## Written problem
Write the number of lines holding the word "MOUNT", and nothing else.

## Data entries
□ □ □ □

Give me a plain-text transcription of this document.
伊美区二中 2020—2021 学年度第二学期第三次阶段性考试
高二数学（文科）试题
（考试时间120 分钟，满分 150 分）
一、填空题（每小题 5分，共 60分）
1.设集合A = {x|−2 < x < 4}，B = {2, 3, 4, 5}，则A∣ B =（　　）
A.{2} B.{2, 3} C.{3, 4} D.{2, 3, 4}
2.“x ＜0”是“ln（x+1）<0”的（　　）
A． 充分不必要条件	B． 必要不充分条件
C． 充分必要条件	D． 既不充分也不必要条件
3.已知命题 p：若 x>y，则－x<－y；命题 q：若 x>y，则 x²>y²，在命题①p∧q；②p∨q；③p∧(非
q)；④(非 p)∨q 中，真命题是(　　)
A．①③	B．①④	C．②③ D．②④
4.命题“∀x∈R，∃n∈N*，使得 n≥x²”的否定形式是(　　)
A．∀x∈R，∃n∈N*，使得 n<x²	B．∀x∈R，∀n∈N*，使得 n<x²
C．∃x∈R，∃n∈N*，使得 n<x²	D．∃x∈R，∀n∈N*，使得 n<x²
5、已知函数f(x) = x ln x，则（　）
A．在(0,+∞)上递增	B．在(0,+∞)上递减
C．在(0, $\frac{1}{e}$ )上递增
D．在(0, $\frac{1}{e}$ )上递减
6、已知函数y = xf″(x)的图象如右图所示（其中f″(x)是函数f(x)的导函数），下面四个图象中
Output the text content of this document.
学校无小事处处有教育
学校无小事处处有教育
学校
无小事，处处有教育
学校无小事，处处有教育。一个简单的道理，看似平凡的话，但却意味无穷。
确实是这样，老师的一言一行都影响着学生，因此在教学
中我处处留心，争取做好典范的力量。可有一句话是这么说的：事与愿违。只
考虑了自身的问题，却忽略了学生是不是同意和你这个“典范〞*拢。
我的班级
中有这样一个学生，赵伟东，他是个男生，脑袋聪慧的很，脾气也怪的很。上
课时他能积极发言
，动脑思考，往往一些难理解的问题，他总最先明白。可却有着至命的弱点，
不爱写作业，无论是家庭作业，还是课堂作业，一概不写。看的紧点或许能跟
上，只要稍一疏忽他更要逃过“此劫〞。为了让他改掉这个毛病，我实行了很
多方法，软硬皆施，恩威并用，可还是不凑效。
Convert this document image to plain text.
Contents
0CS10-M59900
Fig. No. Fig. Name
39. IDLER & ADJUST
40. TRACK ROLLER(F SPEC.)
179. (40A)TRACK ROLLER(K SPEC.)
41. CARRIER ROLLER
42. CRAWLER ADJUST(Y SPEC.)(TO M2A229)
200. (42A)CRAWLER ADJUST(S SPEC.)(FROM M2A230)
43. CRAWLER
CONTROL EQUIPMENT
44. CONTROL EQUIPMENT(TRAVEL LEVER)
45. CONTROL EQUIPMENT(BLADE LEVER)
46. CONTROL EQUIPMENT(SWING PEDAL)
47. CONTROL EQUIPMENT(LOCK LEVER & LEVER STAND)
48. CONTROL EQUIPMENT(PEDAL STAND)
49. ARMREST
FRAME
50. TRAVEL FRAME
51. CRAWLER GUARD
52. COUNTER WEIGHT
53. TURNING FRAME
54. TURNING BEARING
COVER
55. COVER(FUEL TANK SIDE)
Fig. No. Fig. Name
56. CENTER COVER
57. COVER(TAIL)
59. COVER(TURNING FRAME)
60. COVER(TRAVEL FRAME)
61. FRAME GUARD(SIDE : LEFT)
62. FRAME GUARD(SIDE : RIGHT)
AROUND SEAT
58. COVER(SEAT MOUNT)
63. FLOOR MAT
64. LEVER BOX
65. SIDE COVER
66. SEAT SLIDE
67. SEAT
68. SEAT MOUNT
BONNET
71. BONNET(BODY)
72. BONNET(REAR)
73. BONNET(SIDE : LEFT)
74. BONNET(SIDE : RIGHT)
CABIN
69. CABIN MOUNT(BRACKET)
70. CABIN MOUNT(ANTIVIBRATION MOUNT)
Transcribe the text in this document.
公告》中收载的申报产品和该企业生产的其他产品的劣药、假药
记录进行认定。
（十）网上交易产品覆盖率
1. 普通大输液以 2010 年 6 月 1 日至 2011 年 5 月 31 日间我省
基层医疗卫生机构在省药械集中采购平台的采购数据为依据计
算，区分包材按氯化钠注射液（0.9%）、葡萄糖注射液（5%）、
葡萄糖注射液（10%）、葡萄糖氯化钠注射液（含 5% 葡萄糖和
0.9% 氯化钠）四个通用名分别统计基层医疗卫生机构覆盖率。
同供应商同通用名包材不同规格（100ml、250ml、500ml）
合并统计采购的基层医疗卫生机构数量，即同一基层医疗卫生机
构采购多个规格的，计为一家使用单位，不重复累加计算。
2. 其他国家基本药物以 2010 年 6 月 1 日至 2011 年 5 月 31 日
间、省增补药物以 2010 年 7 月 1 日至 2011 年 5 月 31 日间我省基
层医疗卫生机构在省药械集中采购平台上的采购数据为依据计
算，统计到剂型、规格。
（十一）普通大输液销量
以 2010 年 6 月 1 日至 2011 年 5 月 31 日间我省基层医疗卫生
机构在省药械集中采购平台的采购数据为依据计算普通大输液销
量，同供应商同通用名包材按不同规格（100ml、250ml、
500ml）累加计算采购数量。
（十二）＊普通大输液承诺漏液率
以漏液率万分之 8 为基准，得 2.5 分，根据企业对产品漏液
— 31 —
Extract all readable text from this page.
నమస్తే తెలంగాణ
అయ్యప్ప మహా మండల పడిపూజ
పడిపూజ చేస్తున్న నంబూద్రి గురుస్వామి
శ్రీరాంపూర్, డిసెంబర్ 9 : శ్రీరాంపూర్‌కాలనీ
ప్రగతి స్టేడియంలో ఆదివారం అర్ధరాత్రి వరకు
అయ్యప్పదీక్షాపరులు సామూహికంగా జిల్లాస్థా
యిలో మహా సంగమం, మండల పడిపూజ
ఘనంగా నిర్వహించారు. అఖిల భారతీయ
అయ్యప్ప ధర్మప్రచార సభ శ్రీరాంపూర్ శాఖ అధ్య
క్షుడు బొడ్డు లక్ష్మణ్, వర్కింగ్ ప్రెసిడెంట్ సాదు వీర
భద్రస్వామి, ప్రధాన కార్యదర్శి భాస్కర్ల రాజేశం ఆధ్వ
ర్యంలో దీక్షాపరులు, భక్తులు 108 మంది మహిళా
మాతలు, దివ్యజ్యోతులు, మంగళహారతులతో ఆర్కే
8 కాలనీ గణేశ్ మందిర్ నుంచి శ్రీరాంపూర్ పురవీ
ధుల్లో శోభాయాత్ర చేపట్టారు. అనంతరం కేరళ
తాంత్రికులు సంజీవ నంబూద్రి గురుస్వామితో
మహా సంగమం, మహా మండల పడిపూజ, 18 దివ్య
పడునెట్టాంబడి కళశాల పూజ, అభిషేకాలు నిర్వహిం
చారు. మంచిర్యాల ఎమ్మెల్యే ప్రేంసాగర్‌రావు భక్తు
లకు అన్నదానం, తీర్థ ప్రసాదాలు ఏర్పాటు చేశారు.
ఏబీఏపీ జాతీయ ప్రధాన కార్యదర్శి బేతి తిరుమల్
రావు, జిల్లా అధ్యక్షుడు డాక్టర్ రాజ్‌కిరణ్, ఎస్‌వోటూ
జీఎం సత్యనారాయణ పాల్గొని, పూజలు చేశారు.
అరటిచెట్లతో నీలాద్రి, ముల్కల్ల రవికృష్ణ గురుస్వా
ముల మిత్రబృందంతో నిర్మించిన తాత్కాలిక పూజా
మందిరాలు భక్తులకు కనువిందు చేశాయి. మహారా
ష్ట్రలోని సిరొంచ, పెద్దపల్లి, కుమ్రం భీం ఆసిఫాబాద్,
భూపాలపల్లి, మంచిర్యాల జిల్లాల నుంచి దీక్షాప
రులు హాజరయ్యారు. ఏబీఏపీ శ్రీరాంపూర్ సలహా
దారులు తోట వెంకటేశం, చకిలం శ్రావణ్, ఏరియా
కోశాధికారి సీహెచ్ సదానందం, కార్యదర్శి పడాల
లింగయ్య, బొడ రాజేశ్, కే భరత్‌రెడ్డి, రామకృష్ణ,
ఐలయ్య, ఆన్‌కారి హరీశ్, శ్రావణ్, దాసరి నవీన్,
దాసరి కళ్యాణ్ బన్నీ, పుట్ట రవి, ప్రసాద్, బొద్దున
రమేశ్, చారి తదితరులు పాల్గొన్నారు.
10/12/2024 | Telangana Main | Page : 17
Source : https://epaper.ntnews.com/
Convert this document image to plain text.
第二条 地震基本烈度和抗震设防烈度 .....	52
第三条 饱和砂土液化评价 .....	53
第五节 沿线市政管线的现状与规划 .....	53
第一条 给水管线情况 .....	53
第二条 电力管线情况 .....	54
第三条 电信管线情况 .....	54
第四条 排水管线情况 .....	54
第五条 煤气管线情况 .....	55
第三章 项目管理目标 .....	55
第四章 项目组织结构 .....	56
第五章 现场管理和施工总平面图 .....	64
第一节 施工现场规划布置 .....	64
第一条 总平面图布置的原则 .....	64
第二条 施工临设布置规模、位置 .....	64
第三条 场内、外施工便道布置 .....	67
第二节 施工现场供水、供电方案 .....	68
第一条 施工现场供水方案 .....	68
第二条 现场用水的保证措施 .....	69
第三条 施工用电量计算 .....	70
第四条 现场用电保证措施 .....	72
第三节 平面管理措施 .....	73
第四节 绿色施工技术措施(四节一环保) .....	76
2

□ □ □ □

## Exercise output
4